*What you will do*
Look for the string "Venäjän" in every line, and copy each line that has it.

*Material provided*
• • • • •

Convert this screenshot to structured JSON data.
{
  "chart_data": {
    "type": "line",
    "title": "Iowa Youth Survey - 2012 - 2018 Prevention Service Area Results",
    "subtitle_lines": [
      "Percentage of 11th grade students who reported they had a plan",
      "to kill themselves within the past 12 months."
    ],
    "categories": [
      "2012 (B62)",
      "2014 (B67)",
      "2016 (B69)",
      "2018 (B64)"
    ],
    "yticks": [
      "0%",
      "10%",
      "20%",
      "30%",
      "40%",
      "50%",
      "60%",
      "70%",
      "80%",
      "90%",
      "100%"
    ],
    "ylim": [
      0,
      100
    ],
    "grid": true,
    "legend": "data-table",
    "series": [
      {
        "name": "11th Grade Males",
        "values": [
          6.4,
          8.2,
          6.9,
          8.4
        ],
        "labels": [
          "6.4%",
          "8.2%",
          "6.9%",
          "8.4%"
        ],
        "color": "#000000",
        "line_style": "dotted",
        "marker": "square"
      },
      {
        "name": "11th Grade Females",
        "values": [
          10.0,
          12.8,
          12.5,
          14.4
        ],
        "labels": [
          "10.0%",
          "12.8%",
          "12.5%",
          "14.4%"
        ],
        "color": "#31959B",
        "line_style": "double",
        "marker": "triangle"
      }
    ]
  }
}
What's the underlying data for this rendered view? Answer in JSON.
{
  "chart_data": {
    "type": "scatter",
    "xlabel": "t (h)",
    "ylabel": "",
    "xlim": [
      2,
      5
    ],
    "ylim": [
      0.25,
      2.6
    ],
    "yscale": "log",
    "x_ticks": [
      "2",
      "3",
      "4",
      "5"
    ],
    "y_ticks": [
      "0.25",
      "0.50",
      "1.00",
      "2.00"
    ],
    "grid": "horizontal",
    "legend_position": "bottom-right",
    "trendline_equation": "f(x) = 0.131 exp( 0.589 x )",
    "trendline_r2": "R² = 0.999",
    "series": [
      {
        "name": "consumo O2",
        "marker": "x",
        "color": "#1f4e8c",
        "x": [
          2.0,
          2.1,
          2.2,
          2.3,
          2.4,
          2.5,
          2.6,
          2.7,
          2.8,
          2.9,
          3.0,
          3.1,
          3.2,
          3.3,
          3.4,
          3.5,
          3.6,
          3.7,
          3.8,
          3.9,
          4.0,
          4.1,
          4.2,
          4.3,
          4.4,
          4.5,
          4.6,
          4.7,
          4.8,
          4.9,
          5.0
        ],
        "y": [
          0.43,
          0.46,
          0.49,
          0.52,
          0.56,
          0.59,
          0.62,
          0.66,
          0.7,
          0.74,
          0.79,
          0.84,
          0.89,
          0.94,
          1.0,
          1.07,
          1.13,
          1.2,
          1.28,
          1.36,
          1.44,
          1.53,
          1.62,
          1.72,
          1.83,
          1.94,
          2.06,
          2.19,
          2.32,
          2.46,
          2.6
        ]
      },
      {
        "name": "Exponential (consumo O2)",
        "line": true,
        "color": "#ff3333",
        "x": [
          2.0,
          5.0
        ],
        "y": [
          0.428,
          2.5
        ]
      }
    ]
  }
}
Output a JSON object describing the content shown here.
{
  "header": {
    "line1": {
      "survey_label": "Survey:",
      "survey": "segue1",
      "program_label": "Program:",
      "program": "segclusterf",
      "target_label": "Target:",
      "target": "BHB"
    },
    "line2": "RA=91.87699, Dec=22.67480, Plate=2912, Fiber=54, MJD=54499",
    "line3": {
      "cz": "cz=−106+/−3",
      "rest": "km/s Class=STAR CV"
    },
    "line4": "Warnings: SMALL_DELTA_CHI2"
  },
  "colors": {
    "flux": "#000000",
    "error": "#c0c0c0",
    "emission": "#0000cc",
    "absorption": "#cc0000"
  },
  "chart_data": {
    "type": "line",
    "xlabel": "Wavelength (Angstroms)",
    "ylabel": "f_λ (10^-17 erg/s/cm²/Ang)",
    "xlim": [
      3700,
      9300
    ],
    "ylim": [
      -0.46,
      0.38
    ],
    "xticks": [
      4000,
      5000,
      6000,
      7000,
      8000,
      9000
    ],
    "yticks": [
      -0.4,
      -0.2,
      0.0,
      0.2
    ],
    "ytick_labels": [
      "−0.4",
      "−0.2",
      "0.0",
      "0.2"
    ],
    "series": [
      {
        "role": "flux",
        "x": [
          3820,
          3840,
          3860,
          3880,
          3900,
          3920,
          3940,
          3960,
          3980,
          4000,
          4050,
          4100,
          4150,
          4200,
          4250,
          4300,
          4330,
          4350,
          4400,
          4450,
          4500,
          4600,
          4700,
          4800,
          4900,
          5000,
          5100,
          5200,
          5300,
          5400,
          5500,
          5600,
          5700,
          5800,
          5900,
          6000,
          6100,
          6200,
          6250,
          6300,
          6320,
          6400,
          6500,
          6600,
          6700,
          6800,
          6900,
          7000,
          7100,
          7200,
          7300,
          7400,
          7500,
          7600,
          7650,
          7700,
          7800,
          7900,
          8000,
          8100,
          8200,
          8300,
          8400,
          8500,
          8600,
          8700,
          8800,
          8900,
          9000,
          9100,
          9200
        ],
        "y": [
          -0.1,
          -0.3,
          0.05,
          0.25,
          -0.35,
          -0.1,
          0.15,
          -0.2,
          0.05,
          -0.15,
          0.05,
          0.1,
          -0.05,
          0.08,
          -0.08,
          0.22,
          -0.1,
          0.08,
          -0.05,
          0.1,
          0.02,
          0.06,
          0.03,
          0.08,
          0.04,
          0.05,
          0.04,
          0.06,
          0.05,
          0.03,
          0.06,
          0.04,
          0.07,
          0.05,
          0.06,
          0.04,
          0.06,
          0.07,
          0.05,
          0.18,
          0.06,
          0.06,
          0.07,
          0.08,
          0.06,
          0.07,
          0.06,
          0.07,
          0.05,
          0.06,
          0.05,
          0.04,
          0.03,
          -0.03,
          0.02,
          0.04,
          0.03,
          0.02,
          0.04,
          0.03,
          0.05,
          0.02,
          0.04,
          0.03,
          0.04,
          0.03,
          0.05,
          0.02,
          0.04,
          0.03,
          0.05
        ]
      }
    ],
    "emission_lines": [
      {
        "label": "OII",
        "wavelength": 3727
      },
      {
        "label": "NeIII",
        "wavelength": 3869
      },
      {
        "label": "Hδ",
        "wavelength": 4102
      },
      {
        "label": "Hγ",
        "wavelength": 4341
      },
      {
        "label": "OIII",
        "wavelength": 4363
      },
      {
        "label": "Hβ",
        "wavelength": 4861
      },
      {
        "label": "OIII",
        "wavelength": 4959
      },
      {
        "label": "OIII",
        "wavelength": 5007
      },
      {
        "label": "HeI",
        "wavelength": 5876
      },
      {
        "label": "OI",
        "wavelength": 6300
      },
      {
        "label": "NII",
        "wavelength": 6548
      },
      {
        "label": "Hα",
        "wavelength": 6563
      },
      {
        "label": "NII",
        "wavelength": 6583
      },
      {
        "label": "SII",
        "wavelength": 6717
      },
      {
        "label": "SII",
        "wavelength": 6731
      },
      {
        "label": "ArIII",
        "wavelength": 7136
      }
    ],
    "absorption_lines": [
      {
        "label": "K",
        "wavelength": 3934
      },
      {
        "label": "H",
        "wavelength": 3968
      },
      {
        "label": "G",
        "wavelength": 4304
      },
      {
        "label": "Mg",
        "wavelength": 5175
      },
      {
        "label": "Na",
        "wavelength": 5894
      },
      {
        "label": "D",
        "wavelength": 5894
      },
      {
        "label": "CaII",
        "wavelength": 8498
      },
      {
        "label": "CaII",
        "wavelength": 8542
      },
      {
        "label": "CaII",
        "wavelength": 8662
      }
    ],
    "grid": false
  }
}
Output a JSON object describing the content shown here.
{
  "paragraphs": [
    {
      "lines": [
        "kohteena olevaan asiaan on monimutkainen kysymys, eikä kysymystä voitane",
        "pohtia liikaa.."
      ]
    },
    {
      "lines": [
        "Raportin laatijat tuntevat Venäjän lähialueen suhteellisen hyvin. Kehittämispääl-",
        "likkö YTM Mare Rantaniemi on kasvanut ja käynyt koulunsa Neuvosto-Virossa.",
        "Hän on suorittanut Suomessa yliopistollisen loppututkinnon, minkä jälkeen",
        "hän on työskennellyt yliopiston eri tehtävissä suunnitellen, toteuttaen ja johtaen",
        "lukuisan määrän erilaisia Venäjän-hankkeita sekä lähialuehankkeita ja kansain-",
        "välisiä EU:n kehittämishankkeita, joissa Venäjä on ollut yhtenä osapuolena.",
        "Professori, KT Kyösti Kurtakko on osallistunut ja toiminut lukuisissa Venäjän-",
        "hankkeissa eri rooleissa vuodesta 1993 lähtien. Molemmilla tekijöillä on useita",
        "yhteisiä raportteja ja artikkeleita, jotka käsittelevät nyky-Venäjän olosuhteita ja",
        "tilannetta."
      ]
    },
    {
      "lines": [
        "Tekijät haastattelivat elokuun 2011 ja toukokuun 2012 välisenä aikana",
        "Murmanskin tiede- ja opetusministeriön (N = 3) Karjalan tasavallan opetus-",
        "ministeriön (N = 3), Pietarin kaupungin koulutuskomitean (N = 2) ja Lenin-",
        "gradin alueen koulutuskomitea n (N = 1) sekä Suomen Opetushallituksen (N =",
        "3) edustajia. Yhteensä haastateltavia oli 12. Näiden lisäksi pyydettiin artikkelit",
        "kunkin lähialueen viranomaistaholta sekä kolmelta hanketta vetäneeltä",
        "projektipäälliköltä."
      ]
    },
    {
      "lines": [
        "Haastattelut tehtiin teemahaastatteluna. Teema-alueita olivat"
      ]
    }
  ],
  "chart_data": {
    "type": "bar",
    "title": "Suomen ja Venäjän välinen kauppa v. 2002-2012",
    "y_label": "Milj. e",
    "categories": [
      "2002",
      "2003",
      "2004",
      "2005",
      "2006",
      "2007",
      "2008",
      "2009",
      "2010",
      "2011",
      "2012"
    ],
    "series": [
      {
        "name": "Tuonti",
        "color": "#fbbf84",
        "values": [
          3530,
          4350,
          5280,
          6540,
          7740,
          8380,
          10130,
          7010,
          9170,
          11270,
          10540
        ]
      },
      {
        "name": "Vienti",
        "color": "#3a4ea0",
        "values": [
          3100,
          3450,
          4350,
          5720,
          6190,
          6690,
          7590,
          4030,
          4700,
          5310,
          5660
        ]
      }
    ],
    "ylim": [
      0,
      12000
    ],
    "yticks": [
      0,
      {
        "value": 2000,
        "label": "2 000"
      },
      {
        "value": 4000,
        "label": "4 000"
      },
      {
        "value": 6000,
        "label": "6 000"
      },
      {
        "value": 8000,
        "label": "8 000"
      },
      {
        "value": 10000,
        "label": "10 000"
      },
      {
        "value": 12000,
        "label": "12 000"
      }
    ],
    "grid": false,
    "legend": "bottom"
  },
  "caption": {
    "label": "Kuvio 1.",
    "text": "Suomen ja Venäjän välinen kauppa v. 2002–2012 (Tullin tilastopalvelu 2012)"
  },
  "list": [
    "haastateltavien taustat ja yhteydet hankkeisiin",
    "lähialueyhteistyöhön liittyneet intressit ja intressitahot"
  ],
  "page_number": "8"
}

• • • • •

*The answer*
        "Raportin laatijat tuntevat Venäjän lähialueen suhteellisen hyvin. Kehittämispääl-",
        "lukuisan määrän erilaisia Venäjän-hankkeita sekä lähialuehankkeita ja kansain-",
        "Professori, KT Kyösti Kurtakko on osallistunut ja toiminut lukuisissa Venäjän-",
        "yhteisiä raportteja ja artikkeleita, jotka käsittelevät nyky-Venäjän olosuhteita ja",
    "title": "Suomen ja Venäjän välinen kauppa v. 2002-2012",
    "text": "Suomen ja Venäjän välinen kauppa v. 2002–2012 (Tullin tilastopalvelu 2012)"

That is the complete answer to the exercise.